* EXTRACTED RECORDS *
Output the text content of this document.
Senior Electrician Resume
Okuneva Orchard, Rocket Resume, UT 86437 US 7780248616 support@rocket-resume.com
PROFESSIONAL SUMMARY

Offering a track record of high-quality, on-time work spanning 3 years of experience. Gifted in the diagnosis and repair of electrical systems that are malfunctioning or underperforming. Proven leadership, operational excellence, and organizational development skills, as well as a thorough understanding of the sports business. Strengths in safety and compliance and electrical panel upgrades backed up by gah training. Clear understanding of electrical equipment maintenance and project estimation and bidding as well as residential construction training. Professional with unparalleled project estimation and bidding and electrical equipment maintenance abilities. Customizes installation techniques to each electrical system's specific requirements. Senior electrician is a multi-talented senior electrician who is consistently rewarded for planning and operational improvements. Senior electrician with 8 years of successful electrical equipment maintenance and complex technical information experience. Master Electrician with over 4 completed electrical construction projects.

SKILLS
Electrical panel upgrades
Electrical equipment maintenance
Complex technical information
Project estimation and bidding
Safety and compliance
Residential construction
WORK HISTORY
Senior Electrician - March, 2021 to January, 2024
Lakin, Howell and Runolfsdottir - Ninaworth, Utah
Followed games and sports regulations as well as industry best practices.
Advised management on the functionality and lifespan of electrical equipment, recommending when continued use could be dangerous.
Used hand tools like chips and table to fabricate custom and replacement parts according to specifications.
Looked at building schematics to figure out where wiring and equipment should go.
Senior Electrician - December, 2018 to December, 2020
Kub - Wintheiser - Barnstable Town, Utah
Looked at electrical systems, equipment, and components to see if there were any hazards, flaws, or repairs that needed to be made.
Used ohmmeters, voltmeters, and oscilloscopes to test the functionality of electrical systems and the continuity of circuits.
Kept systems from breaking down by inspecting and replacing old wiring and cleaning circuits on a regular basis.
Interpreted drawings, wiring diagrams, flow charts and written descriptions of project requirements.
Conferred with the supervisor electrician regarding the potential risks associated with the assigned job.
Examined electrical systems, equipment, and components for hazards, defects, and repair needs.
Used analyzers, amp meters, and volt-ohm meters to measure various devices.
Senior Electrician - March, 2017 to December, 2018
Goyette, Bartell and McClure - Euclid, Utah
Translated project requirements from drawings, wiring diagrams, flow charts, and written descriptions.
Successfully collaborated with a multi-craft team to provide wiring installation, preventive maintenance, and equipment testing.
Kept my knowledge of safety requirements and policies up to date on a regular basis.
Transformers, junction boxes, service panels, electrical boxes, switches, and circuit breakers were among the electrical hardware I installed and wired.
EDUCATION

* TASK STATEMENT *
Give only the number of lines in the data that include the string "Utah".

* THE OUTPUT *
3